>>>>>
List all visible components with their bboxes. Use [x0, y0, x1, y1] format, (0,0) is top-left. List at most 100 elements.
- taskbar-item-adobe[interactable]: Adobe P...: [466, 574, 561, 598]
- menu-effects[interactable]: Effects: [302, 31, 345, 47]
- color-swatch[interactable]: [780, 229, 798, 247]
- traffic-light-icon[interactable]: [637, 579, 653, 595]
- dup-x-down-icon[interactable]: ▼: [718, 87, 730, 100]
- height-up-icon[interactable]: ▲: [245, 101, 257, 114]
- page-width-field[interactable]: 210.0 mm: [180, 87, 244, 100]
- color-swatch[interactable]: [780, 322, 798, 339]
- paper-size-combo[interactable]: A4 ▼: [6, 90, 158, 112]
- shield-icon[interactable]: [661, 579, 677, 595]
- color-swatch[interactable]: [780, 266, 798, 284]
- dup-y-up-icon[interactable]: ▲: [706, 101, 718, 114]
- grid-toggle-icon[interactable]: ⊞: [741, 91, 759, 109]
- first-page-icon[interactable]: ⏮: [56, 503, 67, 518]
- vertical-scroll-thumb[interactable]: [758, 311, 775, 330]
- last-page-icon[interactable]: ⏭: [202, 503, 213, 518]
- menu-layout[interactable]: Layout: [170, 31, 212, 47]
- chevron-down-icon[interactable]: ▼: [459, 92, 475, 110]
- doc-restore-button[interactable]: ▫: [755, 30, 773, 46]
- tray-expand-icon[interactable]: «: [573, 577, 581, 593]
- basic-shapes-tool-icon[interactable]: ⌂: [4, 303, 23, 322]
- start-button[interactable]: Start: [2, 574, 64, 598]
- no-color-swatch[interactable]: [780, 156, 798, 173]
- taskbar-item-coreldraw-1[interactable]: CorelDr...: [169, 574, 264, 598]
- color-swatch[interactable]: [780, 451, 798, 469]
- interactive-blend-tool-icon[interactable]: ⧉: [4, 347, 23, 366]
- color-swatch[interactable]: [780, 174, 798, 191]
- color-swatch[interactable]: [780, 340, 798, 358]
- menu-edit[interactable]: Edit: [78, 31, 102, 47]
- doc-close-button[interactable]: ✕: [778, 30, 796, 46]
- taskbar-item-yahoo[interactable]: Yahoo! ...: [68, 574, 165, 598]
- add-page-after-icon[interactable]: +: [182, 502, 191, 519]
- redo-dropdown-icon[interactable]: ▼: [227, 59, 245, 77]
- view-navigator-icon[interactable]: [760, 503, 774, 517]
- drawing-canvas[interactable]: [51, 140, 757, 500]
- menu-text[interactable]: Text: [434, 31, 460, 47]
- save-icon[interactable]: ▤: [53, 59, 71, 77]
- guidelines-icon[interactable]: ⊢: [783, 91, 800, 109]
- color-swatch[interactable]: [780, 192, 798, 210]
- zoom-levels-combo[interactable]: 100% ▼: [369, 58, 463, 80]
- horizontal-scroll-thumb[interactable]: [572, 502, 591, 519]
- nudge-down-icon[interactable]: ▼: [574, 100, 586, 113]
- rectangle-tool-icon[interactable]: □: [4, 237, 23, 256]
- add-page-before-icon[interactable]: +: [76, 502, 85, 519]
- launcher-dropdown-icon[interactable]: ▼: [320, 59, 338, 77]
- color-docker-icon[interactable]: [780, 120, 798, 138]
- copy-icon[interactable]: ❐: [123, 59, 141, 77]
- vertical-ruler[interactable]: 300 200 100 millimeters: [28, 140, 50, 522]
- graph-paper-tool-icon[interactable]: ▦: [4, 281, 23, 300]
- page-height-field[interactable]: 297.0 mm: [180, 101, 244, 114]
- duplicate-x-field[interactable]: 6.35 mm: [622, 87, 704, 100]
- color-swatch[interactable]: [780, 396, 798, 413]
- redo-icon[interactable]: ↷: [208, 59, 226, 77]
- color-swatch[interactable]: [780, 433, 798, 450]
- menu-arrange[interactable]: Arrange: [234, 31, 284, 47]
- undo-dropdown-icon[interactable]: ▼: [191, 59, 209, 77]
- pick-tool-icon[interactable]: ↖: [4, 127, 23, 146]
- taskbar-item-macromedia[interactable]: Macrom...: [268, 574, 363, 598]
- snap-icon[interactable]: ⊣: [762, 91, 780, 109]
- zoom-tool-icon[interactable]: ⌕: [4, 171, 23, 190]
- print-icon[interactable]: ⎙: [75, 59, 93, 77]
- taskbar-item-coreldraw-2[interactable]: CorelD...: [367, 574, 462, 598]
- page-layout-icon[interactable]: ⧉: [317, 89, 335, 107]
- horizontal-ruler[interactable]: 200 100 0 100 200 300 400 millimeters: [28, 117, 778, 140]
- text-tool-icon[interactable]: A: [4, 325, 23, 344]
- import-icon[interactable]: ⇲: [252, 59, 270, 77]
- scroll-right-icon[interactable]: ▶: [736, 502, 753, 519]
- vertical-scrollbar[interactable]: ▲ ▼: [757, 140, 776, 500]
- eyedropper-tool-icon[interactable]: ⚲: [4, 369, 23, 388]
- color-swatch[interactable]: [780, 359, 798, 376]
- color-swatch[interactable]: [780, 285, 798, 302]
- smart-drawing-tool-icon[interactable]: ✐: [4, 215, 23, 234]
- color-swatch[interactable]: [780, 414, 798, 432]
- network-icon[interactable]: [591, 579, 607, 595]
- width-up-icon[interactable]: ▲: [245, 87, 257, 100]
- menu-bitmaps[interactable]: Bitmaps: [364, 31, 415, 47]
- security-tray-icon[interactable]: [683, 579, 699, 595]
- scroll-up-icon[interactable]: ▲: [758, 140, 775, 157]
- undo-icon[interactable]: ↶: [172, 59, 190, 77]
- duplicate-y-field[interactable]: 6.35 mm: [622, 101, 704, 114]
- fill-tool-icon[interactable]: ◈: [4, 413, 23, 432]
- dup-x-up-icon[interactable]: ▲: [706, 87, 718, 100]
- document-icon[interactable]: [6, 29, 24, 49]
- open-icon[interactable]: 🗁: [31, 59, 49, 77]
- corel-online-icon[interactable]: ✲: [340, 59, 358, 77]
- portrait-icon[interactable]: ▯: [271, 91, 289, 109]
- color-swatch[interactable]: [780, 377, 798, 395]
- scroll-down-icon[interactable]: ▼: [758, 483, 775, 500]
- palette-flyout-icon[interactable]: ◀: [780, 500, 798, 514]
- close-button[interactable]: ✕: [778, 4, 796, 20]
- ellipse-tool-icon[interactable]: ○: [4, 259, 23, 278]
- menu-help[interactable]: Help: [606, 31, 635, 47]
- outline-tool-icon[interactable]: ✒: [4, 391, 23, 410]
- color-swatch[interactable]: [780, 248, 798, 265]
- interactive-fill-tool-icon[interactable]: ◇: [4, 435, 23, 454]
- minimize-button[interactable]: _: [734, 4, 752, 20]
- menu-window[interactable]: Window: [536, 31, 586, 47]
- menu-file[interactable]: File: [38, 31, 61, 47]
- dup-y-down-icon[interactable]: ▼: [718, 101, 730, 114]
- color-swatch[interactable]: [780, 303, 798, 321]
<<<<<
§ **TO BE DONE**: Return all of the rows above, reproducing each line with no changes.

§ **THE REPLY**:
List all visible components with their bboxes. Use [x0, y0, x1, y1] format, (0,0) is top-left. List at most 100 elements.
- taskbar-item-adobe[interactable]: Adobe P...: [466, 574, 561, 598]
- menu-effects[interactable]: Effects: [302, 31, 345, 47]
- color-swatch[interactable]: [780, 229, 798, 247]
- traffic-light-icon[interactable]: [637, 579, 653, 595]
- dup-x-down-icon[interactable]: ▼: [718, 87, 730, 100]
- height-up-icon[interactable]: ▲: [245, 101, 257, 114]
- page-width-field[interactable]: 210.0 mm: [180, 87, 244, 100]
- color-swatch[interactable]: [780, 322, 798, 339]
- paper-size-combo[interactable]: A4 ▼: [6, 90, 158, 112]
- shield-icon[interactable]: [661, 579, 677, 595]
- color-swatch[interactable]: [780, 266, 798, 284]
- dup-y-up-icon[interactable]: ▲: [706, 101, 718, 114]
- grid-toggle-icon[interactable]: ⊞: [741, 91, 759, 109]
- first-page-icon[interactable]: ⏮: [56, 503, 67, 518]
- vertical-scroll-thumb[interactable]: [758, 311, 775, 330]
- last-page-icon[interactable]: ⏭: [202, 503, 213, 518]
- menu-layout[interactable]: Layout: [170, 31, 212, 47]
- chevron-down-icon[interactable]: ▼: [459, 92, 475, 110]
- doc-restore-button[interactable]: ▫: [755, 30, 773, 46]
- tray-expand-icon[interactable]: «: [573, 577, 581, 593]
- basic-shapes-tool-icon[interactable]: ⌂: [4, 303, 23, 322]
- start-button[interactable]: Start: [2, 574, 64, 598]
- no-color-swatch[interactable]: [780, 156, 798, 173]
- taskbar-item-coreldraw-1[interactable]: CorelDr...: [169, 574, 264, 598]
- color-swatch[interactable]: [780, 451, 798, 469]
- interactive-blend-tool-icon[interactable]: ⧉: [4, 347, 23, 366]
- color-swatch[interactable]: [780, 174, 798, 191]
- color-swatch[interactable]: [780, 340, 798, 358]
- menu-edit[interactable]: Edit: [78, 31, 102, 47]
- doc-close-button[interactable]: ✕: [778, 30, 796, 46]
- taskbar-item-yahoo[interactable]: Yahoo! ...: [68, 574, 165, 598]
- add-page-after-icon[interactable]: +: [182, 502, 191, 519]
- redo-dropdown-icon[interactable]: ▼: [227, 59, 245, 77]
- view-navigator-icon[interactable]: [760, 503, 774, 517]
- drawing-canvas[interactable]: [51, 140, 757, 500]
- menu-text[interactable]: Text: [434, 31, 460, 47]
- save-icon[interactable]: ▤: [53, 59, 71, 77]
- guidelines-icon[interactable]: ⊢: [783, 91, 800, 109]
- color-swatch[interactable]: [780, 192, 798, 210]
- zoom-levels-combo[interactable]: 100% ▼: [369, 58, 463, 80]
- horizontal-scroll-thumb[interactable]: [572, 502, 591, 519]
- nudge-down-icon[interactable]: ▼: [574, 100, 586, 113]
- rectangle-tool-icon[interactable]: □: [4, 237, 23, 256]
- add-page-before-icon[interactable]: +: [76, 502, 85, 519]
- launcher-dropdown-icon[interactable]: ▼: [320, 59, 338, 77]
- color-docker-icon[interactable]: [780, 120, 798, 138]
- copy-icon[interactable]: ❐: [123, 59, 141, 77]
- vertical-ruler[interactable]: 300 200 100 millimeters: [28, 140, 50, 522]
- graph-paper-tool-icon[interactable]: ▦: [4, 281, 23, 300]
- page-height-field[interactable]: 297.0 mm: [180, 101, 244, 114]
- duplicate-x-field[interactable]: 6.35 mm: [622, 87, 704, 100]
- color-swatch[interactable]: [780, 396, 798, 413]
- redo-icon[interactable]: ↷: [208, 59, 226, 77]
- color-swatch[interactable]: [780, 433, 798, 450]
- menu-arrange[interactable]: Arrange: [234, 31, 284, 47]
- undo-dropdown-icon[interactable]: ▼: [191, 59, 209, 77]
- pick-tool-icon[interactable]: ↖: [4, 127, 23, 146]
- taskbar-item-macromedia[interactable]: Macrom...: [268, 574, 363, 598]
- snap-icon[interactable]: ⊣: [762, 91, 780, 109]
- zoom-tool-icon[interactable]: ⌕: [4, 171, 23, 190]
- print-icon[interactable]: ⎙: [75, 59, 93, 77]
- taskbar-item-coreldraw-2[interactable]: CorelD...: [367, 574, 462, 598]
- page-layout-icon[interactable]: ⧉: [317, 89, 335, 107]
- horizontal-ruler[interactable]: 200 100 0 100 200 300 400 millimeters: [28, 117, 778, 140]
- text-tool-icon[interactable]: A: [4, 325, 23, 344]
- import-icon[interactable]: ⇲: [252, 59, 270, 77]
- scroll-right-icon[interactable]: ▶: [736, 502, 753, 519]
- vertical-scrollbar[interactable]: ▲ ▼: [757, 140, 776, 500]
- eyedropper-tool-icon[interactable]: ⚲: [4, 369, 23, 388]
- color-swatch[interactable]: [780, 359, 798, 376]
- color-swatch[interactable]: [780, 285, 798, 302]
- smart-drawing-tool-icon[interactable]: ✐: [4, 215, 23, 234]
- color-swatch[interactable]: [780, 414, 798, 432]
- network-icon[interactable]: [591, 579, 607, 595]
- width-up-icon[interactable]: ▲: [245, 87, 257, 100]
- menu-bitmaps[interactable]: Bitmaps: [364, 31, 415, 47]
- security-tray-icon[interactable]: [683, 579, 699, 595]
- scroll-up-icon[interactable]: ▲: [758, 140, 775, 157]
- undo-icon[interactable]: ↶: [172, 59, 190, 77]
- duplicate-y-field[interactable]: 6.35 mm: [622, 101, 704, 114]
- fill-tool-icon[interactable]: ◈: [4, 413, 23, 432]
- dup-x-up-icon[interactable]: ▲: [706, 87, 718, 100]
- document-icon[interactable]: [6, 29, 24, 49]
- open-icon[interactable]: 🗁: [31, 59, 49, 77]
- corel-online-icon[interactable]: ✲: [340, 59, 358, 77]
- portrait-icon[interactable]: ▯: [271, 91, 289, 109]
- color-swatch[interactable]: [780, 377, 798, 395]
- scroll-down-icon[interactable]: ▼: [758, 483, 775, 500]
- palette-flyout-icon[interactable]: ◀: [780, 500, 798, 514]
- close-button[interactable]: ✕: [778, 4, 796, 20]
- ellipse-tool-icon[interactable]: ○: [4, 259, 23, 278]
- menu-help[interactable]: Help: [606, 31, 635, 47]
- outline-tool-icon[interactable]: ✒: [4, 391, 23, 410]
- color-swatch[interactable]: [780, 248, 798, 265]
- interactive-fill-tool-icon[interactable]: ◇: [4, 435, 23, 454]
- minimize-button[interactable]: _: [734, 4, 752, 20]
- menu-window[interactable]: Window: [536, 31, 586, 47]
- menu-file[interactable]: File: [38, 31, 61, 47]
- dup-y-down-icon[interactable]: ▼: [718, 101, 730, 114]
- color-swatch[interactable]: [780, 303, 798, 321]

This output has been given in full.